*GIVEN INSTRUCTION*: In the listing below, how many lines contain the word "JSON"? Please respond with the number only.

*SUPPLIED RECORDS*:

# # # # # # #

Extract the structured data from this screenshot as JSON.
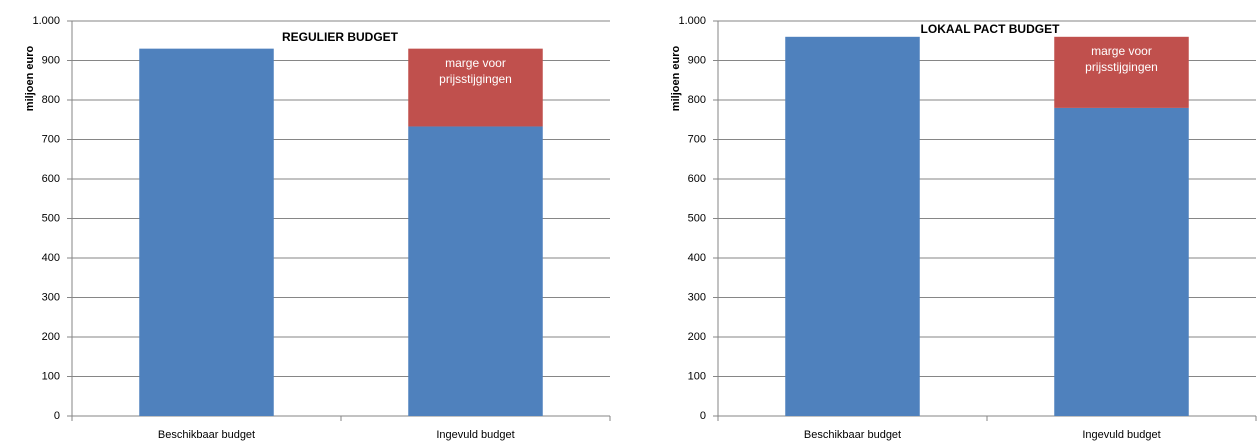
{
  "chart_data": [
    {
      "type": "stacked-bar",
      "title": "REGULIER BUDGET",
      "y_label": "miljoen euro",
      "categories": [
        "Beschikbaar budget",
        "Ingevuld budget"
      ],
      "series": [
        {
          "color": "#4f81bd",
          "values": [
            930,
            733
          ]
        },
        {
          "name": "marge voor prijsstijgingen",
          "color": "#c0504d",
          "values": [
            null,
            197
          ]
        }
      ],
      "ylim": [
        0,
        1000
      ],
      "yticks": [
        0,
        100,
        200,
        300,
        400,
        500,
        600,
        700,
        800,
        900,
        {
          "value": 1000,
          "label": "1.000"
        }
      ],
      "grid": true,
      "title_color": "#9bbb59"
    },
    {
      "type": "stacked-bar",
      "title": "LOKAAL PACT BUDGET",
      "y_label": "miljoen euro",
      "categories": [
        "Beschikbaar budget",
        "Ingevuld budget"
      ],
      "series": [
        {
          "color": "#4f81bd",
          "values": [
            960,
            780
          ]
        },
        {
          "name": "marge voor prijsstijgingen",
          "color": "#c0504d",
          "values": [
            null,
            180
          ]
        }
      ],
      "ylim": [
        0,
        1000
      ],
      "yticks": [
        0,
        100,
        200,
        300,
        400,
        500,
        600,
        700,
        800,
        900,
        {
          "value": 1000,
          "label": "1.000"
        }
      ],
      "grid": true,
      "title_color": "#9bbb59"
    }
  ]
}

# # # # # # #

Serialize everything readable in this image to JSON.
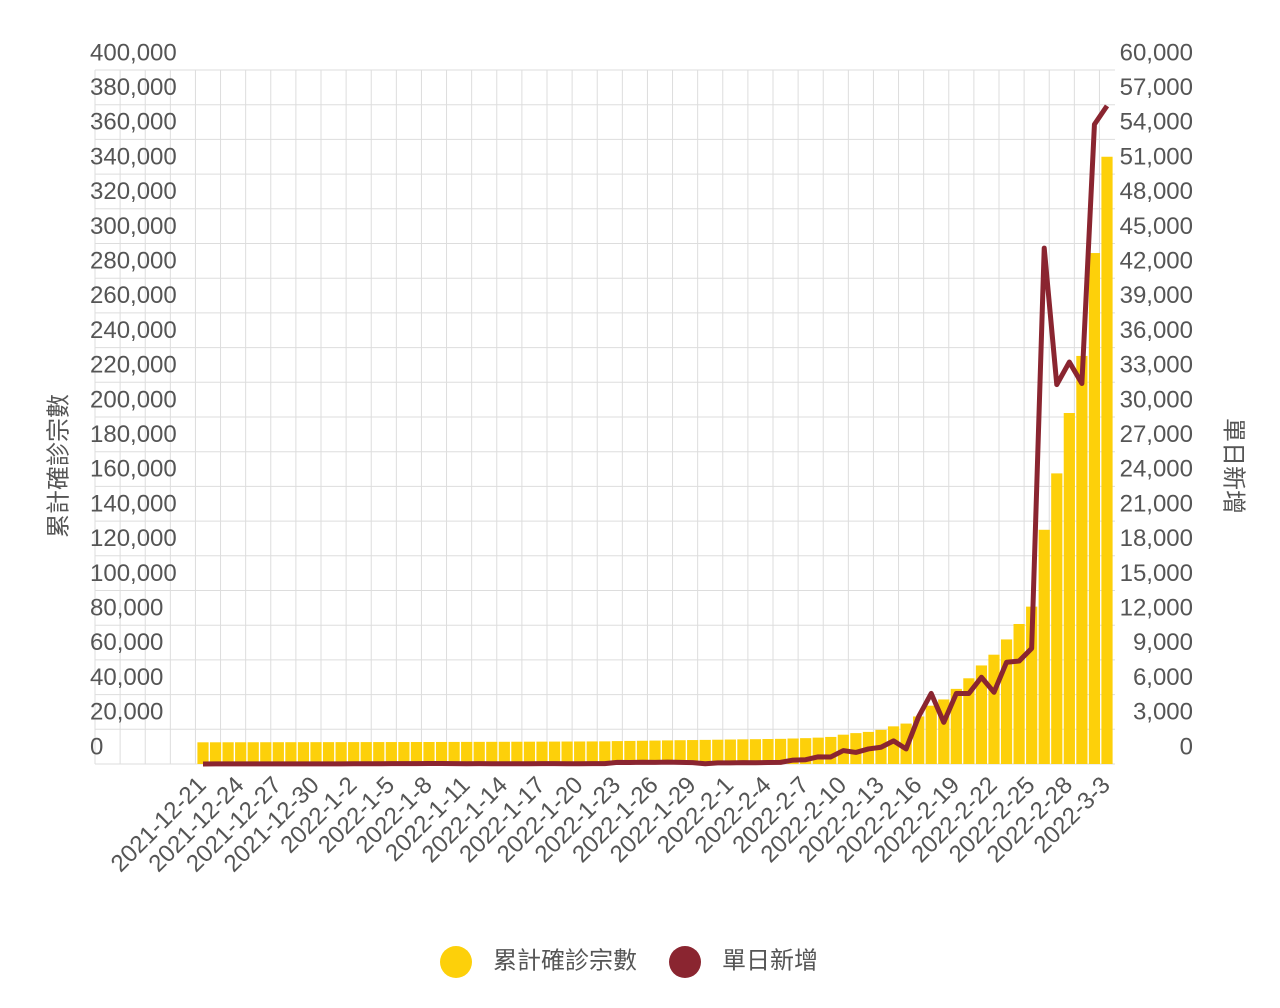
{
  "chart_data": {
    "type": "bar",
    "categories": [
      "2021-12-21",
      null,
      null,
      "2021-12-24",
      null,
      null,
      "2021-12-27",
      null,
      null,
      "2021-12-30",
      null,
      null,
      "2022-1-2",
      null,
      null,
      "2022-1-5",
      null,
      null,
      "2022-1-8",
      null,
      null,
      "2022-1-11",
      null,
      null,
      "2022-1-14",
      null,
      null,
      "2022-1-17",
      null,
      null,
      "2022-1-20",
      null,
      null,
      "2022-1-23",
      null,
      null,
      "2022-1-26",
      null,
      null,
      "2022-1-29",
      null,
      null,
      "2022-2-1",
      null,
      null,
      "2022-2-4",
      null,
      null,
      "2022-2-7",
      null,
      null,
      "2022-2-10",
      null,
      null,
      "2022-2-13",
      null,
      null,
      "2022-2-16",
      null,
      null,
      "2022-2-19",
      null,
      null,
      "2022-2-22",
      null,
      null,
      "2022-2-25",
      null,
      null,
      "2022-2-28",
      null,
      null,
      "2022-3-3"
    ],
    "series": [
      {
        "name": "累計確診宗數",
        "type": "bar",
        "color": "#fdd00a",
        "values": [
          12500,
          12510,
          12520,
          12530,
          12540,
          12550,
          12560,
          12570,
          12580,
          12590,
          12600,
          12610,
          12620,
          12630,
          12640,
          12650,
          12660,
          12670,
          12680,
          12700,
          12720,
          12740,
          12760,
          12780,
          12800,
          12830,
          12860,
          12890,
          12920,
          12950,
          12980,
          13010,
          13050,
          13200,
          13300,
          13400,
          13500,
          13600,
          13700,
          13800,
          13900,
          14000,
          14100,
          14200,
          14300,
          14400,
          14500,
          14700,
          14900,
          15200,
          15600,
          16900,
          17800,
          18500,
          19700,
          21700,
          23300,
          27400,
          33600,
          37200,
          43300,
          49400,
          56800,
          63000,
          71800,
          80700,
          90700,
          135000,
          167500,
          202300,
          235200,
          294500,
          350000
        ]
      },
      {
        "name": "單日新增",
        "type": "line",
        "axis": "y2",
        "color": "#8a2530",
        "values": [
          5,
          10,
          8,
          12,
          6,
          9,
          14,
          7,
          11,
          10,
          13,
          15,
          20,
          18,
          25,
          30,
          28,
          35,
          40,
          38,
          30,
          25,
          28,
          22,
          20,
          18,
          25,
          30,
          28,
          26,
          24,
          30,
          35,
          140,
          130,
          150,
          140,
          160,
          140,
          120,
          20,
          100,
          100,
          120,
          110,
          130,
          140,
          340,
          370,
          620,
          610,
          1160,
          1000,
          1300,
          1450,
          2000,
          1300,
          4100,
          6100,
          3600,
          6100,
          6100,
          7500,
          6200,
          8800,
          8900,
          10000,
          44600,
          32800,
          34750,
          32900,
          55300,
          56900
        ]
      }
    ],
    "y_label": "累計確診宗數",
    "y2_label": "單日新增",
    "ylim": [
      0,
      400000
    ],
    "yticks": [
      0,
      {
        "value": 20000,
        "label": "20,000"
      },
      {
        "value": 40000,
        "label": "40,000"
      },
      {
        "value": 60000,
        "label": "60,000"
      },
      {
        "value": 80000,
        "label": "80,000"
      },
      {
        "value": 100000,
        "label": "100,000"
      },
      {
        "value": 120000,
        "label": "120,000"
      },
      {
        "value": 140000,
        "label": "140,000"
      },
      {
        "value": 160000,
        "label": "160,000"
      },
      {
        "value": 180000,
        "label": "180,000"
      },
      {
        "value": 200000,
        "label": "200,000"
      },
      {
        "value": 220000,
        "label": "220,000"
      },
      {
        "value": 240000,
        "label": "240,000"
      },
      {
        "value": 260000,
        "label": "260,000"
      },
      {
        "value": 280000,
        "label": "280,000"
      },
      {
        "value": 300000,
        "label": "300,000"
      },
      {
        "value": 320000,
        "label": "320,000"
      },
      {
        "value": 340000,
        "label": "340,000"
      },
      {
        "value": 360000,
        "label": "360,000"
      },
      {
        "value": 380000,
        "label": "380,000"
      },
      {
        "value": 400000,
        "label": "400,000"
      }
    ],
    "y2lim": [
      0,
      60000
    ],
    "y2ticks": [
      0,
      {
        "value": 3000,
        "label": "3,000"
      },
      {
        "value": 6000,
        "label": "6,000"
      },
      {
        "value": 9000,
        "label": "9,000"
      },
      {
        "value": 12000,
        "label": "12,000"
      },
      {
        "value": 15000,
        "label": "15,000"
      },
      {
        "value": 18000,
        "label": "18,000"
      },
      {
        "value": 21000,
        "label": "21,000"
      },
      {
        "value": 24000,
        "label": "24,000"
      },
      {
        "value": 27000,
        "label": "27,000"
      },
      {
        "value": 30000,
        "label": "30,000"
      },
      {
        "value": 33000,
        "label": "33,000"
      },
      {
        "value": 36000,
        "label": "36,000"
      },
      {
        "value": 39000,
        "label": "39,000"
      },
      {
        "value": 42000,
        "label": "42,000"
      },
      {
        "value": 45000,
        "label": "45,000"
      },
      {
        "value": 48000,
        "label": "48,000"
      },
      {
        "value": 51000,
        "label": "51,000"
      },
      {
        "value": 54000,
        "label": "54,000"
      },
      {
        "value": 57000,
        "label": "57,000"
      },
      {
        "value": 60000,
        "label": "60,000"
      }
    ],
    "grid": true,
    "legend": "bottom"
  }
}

# # # # # # #

*EXERCISE RESULT*: 2